▶ Goal
Give back exactly the lines starting at the one with "Extract the structured" and ending at the last line of the data below. Pictures are not part of the copy.

▶ Given information

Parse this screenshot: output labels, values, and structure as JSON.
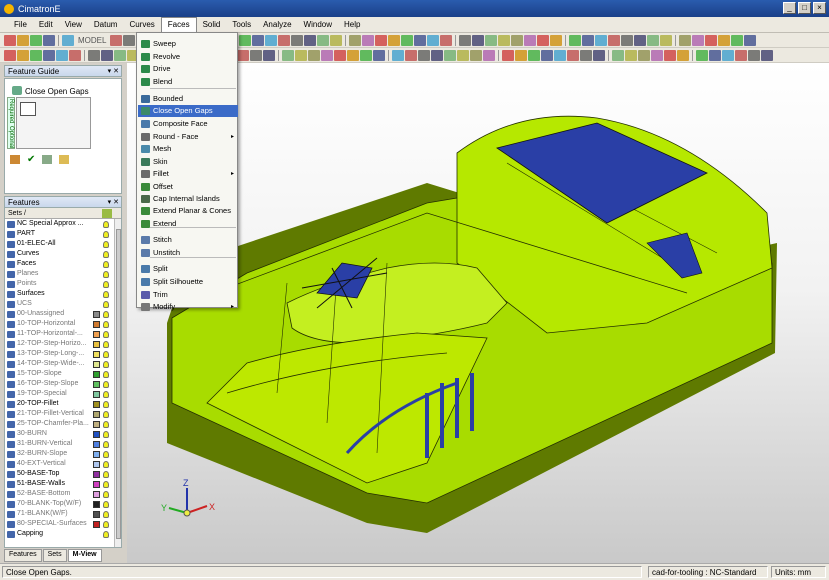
{
  "window": {
    "title": "CimatronE",
    "min": "_",
    "max": "□",
    "close": "×"
  },
  "menu": [
    "File",
    "Edit",
    "View",
    "Datum",
    "Curves",
    "Faces",
    "Solid",
    "Tools",
    "Analyze",
    "Window",
    "Help"
  ],
  "toolbar": {
    "model_label": "MODEL"
  },
  "faces_menu": {
    "items": [
      {
        "label": "Sweep",
        "icon": "sweep-icon"
      },
      {
        "label": "Revolve",
        "icon": "revolve-icon"
      },
      {
        "label": "Drive",
        "icon": "drive-icon"
      },
      {
        "label": "Blend",
        "icon": "blend-icon"
      },
      {
        "label": "Bounded",
        "icon": "bounded-icon"
      },
      {
        "label": "Close Open Gaps",
        "icon": "close-gaps-icon",
        "highlighted": true
      },
      {
        "label": "Composite Face",
        "icon": "composite-face-icon"
      },
      {
        "label": "Round - Face",
        "icon": "round-face-icon",
        "submenu": true
      },
      {
        "label": "Mesh",
        "icon": "mesh-icon"
      },
      {
        "label": "Skin",
        "icon": "skin-icon"
      },
      {
        "label": "Fillet",
        "icon": "fillet-icon",
        "submenu": true
      },
      {
        "label": "Offset",
        "icon": "offset-icon"
      },
      {
        "label": "Cap Internal Islands",
        "icon": "cap-islands-icon"
      },
      {
        "label": "Extend Planar & Cones",
        "icon": "extend-planar-icon"
      },
      {
        "label": "Extend",
        "icon": "extend-icon"
      },
      {
        "label": "Stitch",
        "icon": "stitch-icon"
      },
      {
        "label": "Unstitch",
        "icon": "unstitch-icon"
      },
      {
        "label": "Split",
        "icon": "split-icon"
      },
      {
        "label": "Split Silhouette",
        "icon": "split-silhouette-icon"
      },
      {
        "label": "Trim",
        "icon": "trim-icon"
      },
      {
        "label": "Modify",
        "icon": "modify-icon",
        "submenu": true
      }
    ],
    "highlight_color": "#3b6bc8",
    "submenu_arrow": "▸"
  },
  "feature_guide": {
    "title": "Feature Guide",
    "pins": "▾ ✕",
    "item": "Close Open Gaps",
    "tab_required": "Required",
    "tab_optional": "Optional",
    "ok_symbol": "✔"
  },
  "features_panel": {
    "title": "Features",
    "pins": "▾ ✕",
    "header": "Sets /",
    "rows": [
      {
        "name": "NC Special Approx ...",
        "style": "normal",
        "color": ""
      },
      {
        "name": "PART",
        "style": "normal",
        "color": ""
      },
      {
        "name": "01-ELEC-All",
        "style": "normal",
        "color": ""
      },
      {
        "name": "Curves",
        "style": "normal",
        "color": ""
      },
      {
        "name": "Faces",
        "style": "normal",
        "color": ""
      },
      {
        "name": "Planes",
        "style": "grey",
        "color": ""
      },
      {
        "name": "Points",
        "style": "grey",
        "color": ""
      },
      {
        "name": "Surfaces",
        "style": "normal",
        "color": ""
      },
      {
        "name": "UCS",
        "style": "grey",
        "color": ""
      },
      {
        "name": "00-Unassigned",
        "style": "grey",
        "color": "#8a8a8a"
      },
      {
        "name": "10-TOP-Horizontal",
        "style": "grey",
        "color": "#d07a30"
      },
      {
        "name": "11-TOP-Horizontal-...",
        "style": "grey",
        "color": "#f0a050"
      },
      {
        "name": "12-TOP-Step-Horizo...",
        "style": "grey",
        "color": "#e8c040"
      },
      {
        "name": "13-TOP-Step-Long-...",
        "style": "grey",
        "color": "#f0e060"
      },
      {
        "name": "14-TOP-Step-Wide-...",
        "style": "grey",
        "color": "#e0e890"
      },
      {
        "name": "15-TOP-Slope",
        "style": "grey",
        "color": "#30a030"
      },
      {
        "name": "16-TOP-Step-Slope",
        "style": "grey",
        "color": "#60c060"
      },
      {
        "name": "19-TOP-Special",
        "style": "grey",
        "color": "#80c8a0"
      },
      {
        "name": "20-TOP-Fillet",
        "style": "normal",
        "color": "#a09020"
      },
      {
        "name": "21-TOP-Fillet-Vertical",
        "style": "grey",
        "color": "#b0a870"
      },
      {
        "name": "25-TOP-Chamfer-Pla...",
        "style": "grey",
        "color": "#c0b080"
      },
      {
        "name": "30-BURN",
        "style": "grey",
        "color": "#2050c0"
      },
      {
        "name": "31-BURN-Vertical",
        "style": "grey",
        "color": "#5080e0"
      },
      {
        "name": "32-BURN-Slope",
        "style": "grey",
        "color": "#80b0f0"
      },
      {
        "name": "40-EXT-Vertical",
        "style": "grey",
        "color": "#b0c8f0"
      },
      {
        "name": "50-BASE-Top",
        "style": "normal",
        "color": "#9030a0"
      },
      {
        "name": "51-BASE-Walls",
        "style": "normal",
        "color": "#d040c0"
      },
      {
        "name": "52-BASE-Bottom",
        "style": "grey",
        "color": "#e0a0e0"
      },
      {
        "name": "70-BLANK-Top(W/F)",
        "style": "grey",
        "color": "#202020"
      },
      {
        "name": "71-BLANK(W/F)",
        "style": "grey",
        "color": "#505050"
      },
      {
        "name": "80-SPECIAL-Surfaces",
        "style": "grey",
        "color": "#c02020"
      },
      {
        "name": "Capping",
        "style": "normal",
        "color": ""
      }
    ]
  },
  "bottom_tabs": [
    "Features",
    "Sets",
    "M-View"
  ],
  "axes": {
    "x": "X",
    "y": "Y",
    "z": "Z"
  },
  "status": {
    "left": "Close Open Gaps.",
    "mode": "cad-for-tooling : NC-Standard",
    "units": "Units: mm"
  },
  "colors": {
    "model_green": "#b4e600",
    "model_blue": "#2a3fa6",
    "title_blue": "#1f4a9c"
  }
}
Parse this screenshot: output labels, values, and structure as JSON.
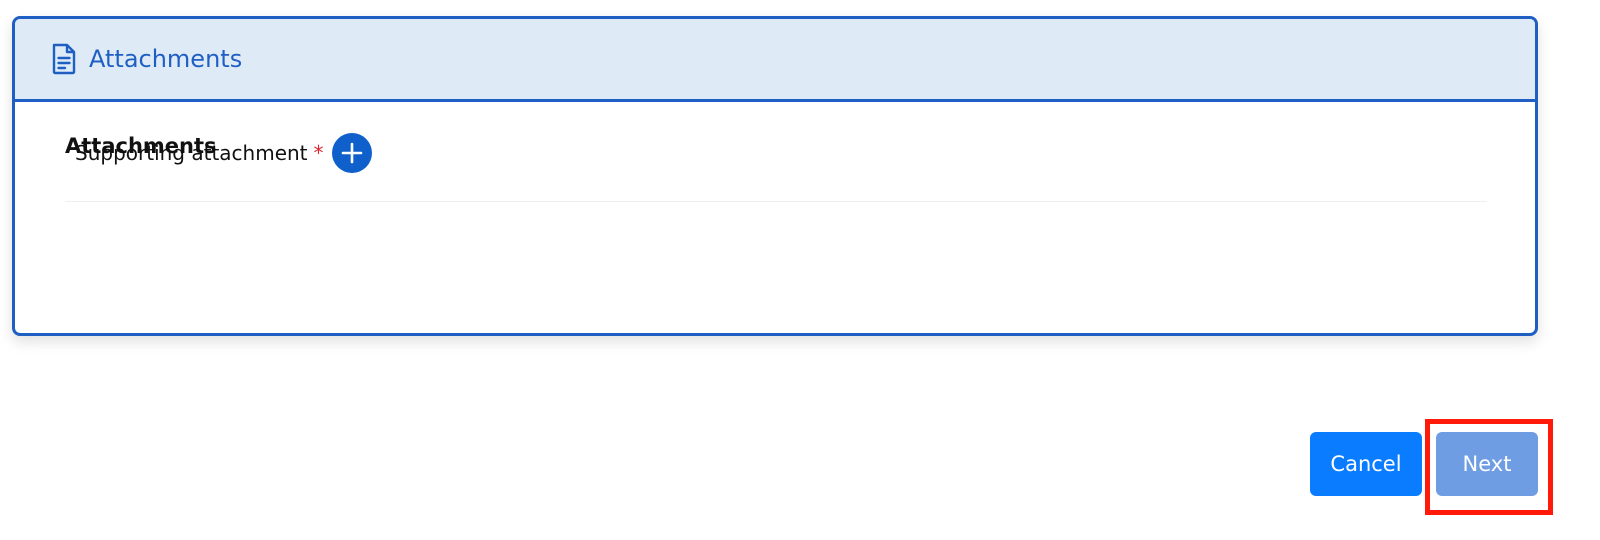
{
  "card": {
    "header_title": "Attachments",
    "header_icon": "document-icon",
    "section_title": "Attachments",
    "field": {
      "label": "Supporting attachment",
      "required_mark": "*",
      "add_icon": "plus-icon"
    }
  },
  "footer": {
    "cancel_label": "Cancel",
    "next_label": "Next"
  },
  "colors": {
    "accent": "#1f5fc3",
    "header_bg": "#deebf7",
    "cancel_bg": "#0a7cff",
    "next_bg": "#6f9de3",
    "required": "#e0272f",
    "highlight": "#ff1a0a"
  }
}
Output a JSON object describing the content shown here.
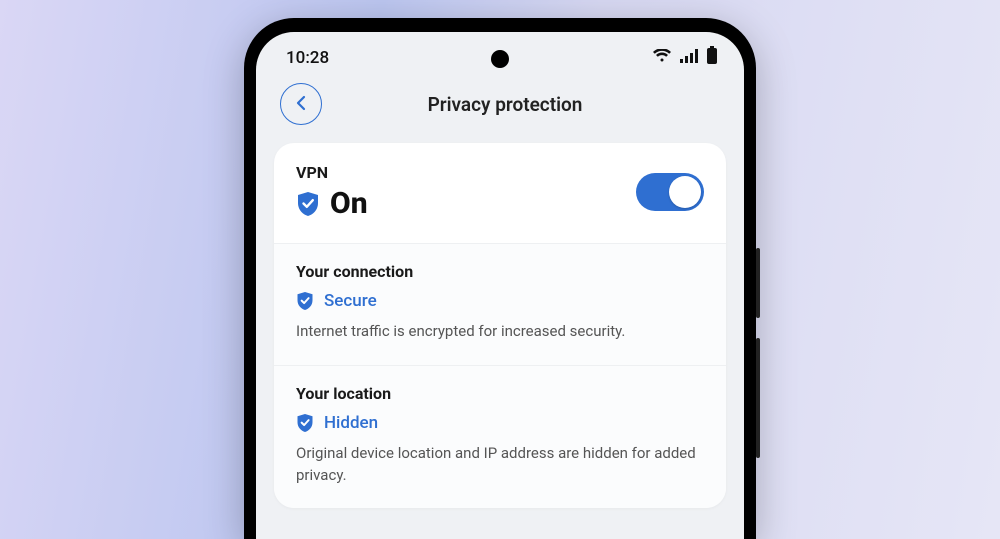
{
  "status": {
    "time": "10:28"
  },
  "header": {
    "title": "Privacy protection"
  },
  "vpn": {
    "label": "VPN",
    "state": "On",
    "enabled": true
  },
  "connection": {
    "title": "Your connection",
    "status": "Secure",
    "desc": "Internet traffic is encrypted for increased security."
  },
  "location": {
    "title": "Your location",
    "status": "Hidden",
    "desc": "Original device location and IP address are hidden for added privacy."
  },
  "colors": {
    "accent": "#2f6fd1"
  }
}
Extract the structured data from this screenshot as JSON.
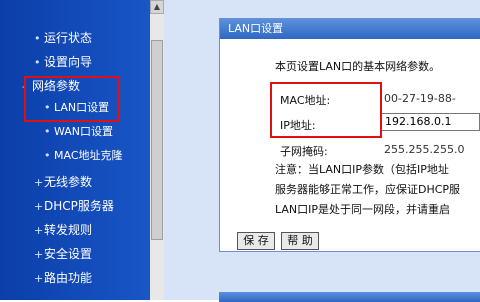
{
  "sidebar": {
    "items": [
      {
        "label": "运行状态"
      },
      {
        "label": "设置向导"
      },
      {
        "label": "网络参数"
      },
      {
        "label": "LAN口设置"
      },
      {
        "label": "WAN口设置"
      },
      {
        "label": "MAC地址克隆"
      },
      {
        "label": "无线参数"
      },
      {
        "label": "DHCP服务器"
      },
      {
        "label": "转发规则"
      },
      {
        "label": "安全设置"
      },
      {
        "label": "路由功能"
      }
    ]
  },
  "panel": {
    "title": "LAN口设置",
    "intro": "本页设置LAN口的基本网络参数。",
    "mac_label": "MAC地址:",
    "mac_value": "00-27-19-88-",
    "ip_label": "IP地址:",
    "ip_value": "192.168.0.1",
    "mask_label": "子网掩码:",
    "mask_value": "255.255.255.0",
    "note_lines": [
      "注意：当LAN口IP参数（包括IP地址",
      "服务器能够正常工作，应保证DHCP服",
      "LAN口IP是处于同一网段，并请重启"
    ],
    "save_label": "保 存",
    "help_label": "帮 助"
  },
  "colors": {
    "nav_bg": "#0b3ea8",
    "title_bar": "#2e67c4",
    "highlight": "#e01010"
  }
}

▶ Written solution
Extract the structured data from this screenshot as JSON.
{
  "sidebar": {
    "items": [
      {
        "label": "运行状态"
      },
      {
        "label": "设置向导"
      },
      {
        "label": "网络参数"
      },
      {
        "label": "LAN口设置"
      },
      {
        "label": "WAN口设置"
      },
      {
        "label": "MAC地址克隆"
      },
      {
        "label": "无线参数"
      },
      {
        "label": "DHCP服务器"
      },
      {
        "label": "转发规则"
      },
      {
        "label": "安全设置"
      },
      {
        "label": "路由功能"
      }
    ]
  },
  "panel": {
    "title": "LAN口设置",
    "intro": "本页设置LAN口的基本网络参数。",
    "mac_label": "MAC地址:",
    "mac_value": "00-27-19-88-",
    "ip_label": "IP地址:",
    "ip_value": "192.168.0.1",
    "mask_label": "子网掩码:",
    "mask_value": "255.255.255.0",
    "note_lines": [
      "注意：当LAN口IP参数（包括IP地址",
      "服务器能够正常工作，应保证DHCP服",
      "LAN口IP是处于同一网段，并请重启"
    ],
    "save_label": "保 存",
    "help_label": "帮 助"
  },
  "colors": {
    "nav_bg": "#0b3ea8",
    "title_bar": "#2e67c4",
    "highlight": "#e01010"
  }
}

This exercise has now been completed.